> [Exercise aim] Could you return all of the entries below exactly, minus the pictures?

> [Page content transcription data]
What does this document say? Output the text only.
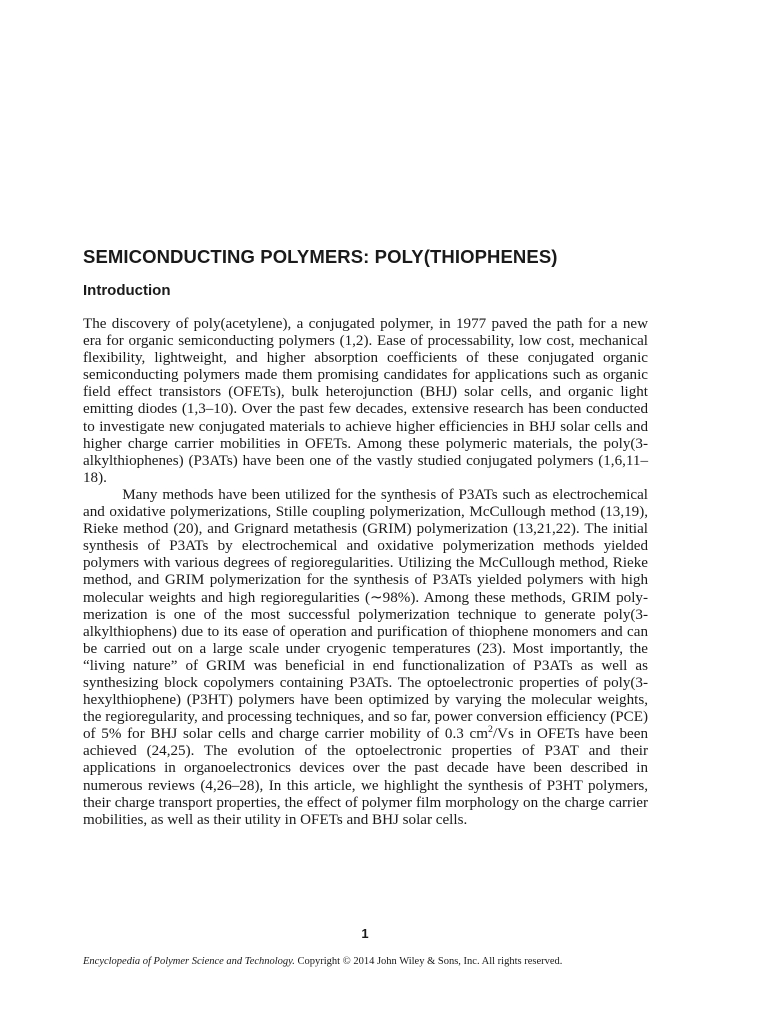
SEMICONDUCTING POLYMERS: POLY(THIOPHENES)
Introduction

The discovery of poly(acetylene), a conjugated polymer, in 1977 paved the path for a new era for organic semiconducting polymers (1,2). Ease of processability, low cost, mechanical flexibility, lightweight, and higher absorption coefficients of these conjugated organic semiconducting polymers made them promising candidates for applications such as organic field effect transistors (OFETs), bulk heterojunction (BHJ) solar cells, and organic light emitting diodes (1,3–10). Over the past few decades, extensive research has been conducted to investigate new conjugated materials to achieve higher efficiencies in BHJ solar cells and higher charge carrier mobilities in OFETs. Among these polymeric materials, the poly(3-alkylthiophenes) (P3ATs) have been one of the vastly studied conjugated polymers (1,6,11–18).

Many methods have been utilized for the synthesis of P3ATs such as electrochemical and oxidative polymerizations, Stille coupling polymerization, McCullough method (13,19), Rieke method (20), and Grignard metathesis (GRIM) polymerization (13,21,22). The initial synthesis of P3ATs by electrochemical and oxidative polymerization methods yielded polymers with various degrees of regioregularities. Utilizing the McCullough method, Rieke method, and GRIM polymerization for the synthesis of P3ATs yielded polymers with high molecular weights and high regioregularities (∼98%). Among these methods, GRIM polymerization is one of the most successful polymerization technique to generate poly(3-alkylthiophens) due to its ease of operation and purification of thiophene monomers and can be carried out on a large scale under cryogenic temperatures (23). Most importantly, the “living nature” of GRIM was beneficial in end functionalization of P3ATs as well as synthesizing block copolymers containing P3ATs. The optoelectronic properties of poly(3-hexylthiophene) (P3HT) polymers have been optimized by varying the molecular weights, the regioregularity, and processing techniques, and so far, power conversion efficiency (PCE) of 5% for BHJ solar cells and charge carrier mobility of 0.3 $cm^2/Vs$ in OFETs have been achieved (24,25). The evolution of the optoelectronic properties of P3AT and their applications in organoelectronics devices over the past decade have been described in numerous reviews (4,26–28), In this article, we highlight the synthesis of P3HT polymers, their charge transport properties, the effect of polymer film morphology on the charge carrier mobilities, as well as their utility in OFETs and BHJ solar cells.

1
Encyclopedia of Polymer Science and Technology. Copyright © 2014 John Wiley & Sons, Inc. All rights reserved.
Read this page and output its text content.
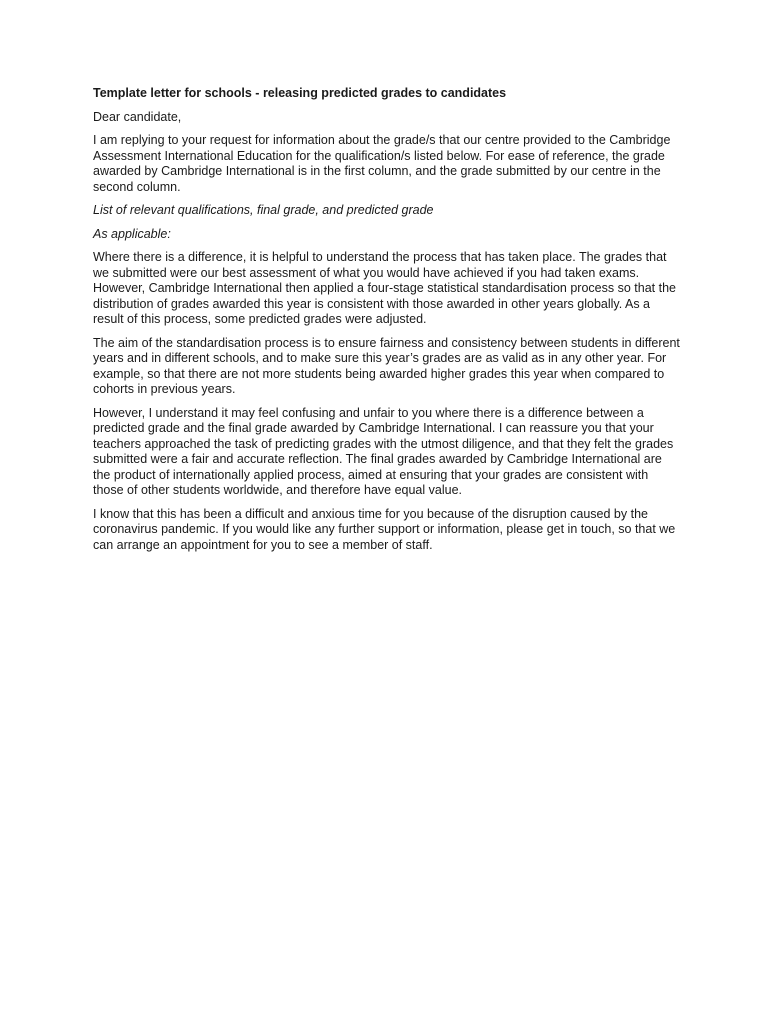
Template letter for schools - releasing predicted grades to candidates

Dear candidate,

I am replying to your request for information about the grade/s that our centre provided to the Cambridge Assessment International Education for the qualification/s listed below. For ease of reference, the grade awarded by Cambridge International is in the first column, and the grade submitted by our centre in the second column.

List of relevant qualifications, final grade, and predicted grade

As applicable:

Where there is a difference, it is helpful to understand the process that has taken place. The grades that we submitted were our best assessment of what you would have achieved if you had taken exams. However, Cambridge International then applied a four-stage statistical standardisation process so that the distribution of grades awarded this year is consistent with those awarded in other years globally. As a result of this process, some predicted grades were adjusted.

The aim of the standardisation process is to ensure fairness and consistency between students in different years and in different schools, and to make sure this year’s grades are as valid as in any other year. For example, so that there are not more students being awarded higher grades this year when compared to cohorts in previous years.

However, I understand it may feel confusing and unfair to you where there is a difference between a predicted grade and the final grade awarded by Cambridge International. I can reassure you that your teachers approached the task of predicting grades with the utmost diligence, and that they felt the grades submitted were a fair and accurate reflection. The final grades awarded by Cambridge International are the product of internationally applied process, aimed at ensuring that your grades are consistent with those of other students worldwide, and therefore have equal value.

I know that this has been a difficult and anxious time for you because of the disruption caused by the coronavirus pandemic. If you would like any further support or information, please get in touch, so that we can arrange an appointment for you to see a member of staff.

> [Response area]
What does this document say? Output the text only.
SEMICONDUCTING POLYMERS: POLY(THIOPHENES)
Introduction

The discovery of poly(acetylene), a conjugated polymer, in 1977 paved the path for a new era for organic semiconducting polymers (1,2). Ease of processability, low cost, mechanical flexibility, lightweight, and higher absorption coefficients of these conjugated organic semiconducting polymers made them promising candidates for applications such as organic field effect transistors (OFETs), bulk heterojunction (BHJ) solar cells, and organic light emitting diodes (1,3–10). Over the past few decades, extensive research has been conducted to investigate new conjugated materials to achieve higher efficiencies in BHJ solar cells and higher charge carrier mobilities in OFETs. Among these polymeric materials, the poly(3-alkylthiophenes) (P3ATs) have been one of the vastly studied conjugated polymers (1,6,11–18).

Many methods have been utilized for the synthesis of P3ATs such as electrochemical and oxidative polymerizations, Stille coupling polymerization, McCullough method (13,19), Rieke method (20), and Grignard metathesis (GRIM) polymerization (13,21,22). The initial synthesis of P3ATs by electrochemical and oxidative polymerization methods yielded polymers with various degrees of regioregularities. Utilizing the McCullough method, Rieke method, and GRIM polymerization for the synthesis of P3ATs yielded polymers with high molecular weights and high regioregularities (∼98%). Among these methods, GRIM polymerization is one of the most successful polymerization technique to generate poly(3-alkylthiophens) due to its ease of operation and purification of thiophene monomers and can be carried out on a large scale under cryogenic temperatures (23). Most importantly, the “living nature” of GRIM was beneficial in end functionalization of P3ATs as well as synthesizing block copolymers containing P3ATs. The optoelectronic properties of poly(3-hexylthiophene) (P3HT) polymers have been optimized by varying the molecular weights, the regioregularity, and processing techniques, and so far, power conversion efficiency (PCE) of 5% for BHJ solar cells and charge carrier mobility of 0.3 $cm^2/Vs$ in OFETs have been achieved (24,25). The evolution of the optoelectronic properties of P3AT and their applications in organoelectronics devices over the past decade have been described in numerous reviews (4,26–28), In this article, we highlight the synthesis of P3HT polymers, their charge transport properties, the effect of polymer film morphology on the charge carrier mobilities, as well as their utility in OFETs and BHJ solar cells.

1
Encyclopedia of Polymer Science and Technology. Copyright © 2014 John Wiley & Sons, Inc. All rights reserved.
Read this page and output its text content.
Template letter for schools - releasing predicted grades to candidates

Dear candidate,

I am replying to your request for information about the grade/s that our centre provided to the Cambridge Assessment International Education for the qualification/s listed below. For ease of reference, the grade awarded by Cambridge International is in the first column, and the grade submitted by our centre in the second column.

List of relevant qualifications, final grade, and predicted grade

As applicable:

Where there is a difference, it is helpful to understand the process that has taken place. The grades that we submitted were our best assessment of what you would have achieved if you had taken exams. However, Cambridge International then applied a four-stage statistical standardisation process so that the distribution of grades awarded this year is consistent with those awarded in other years globally. As a result of this process, some predicted grades were adjusted.

The aim of the standardisation process is to ensure fairness and consistency between students in different years and in different schools, and to make sure this year’s grades are as valid as in any other year. For example, so that there are not more students being awarded higher grades this year when compared to cohorts in previous years.

However, I understand it may feel confusing and unfair to you where there is a difference between a predicted grade and the final grade awarded by Cambridge International. I can reassure you that your teachers approached the task of predicting grades with the utmost diligence, and that they felt the grades submitted were a fair and accurate reflection. The final grades awarded by Cambridge International are the product of internationally applied process, aimed at ensuring that your grades are consistent with those of other students worldwide, and therefore have equal value.

I know that this has been a difficult and anxious time for you because of the disruption caused by the coronavirus pandemic. If you would like any further support or information, please get in touch, so that we can arrange an appointment for you to see a member of staff.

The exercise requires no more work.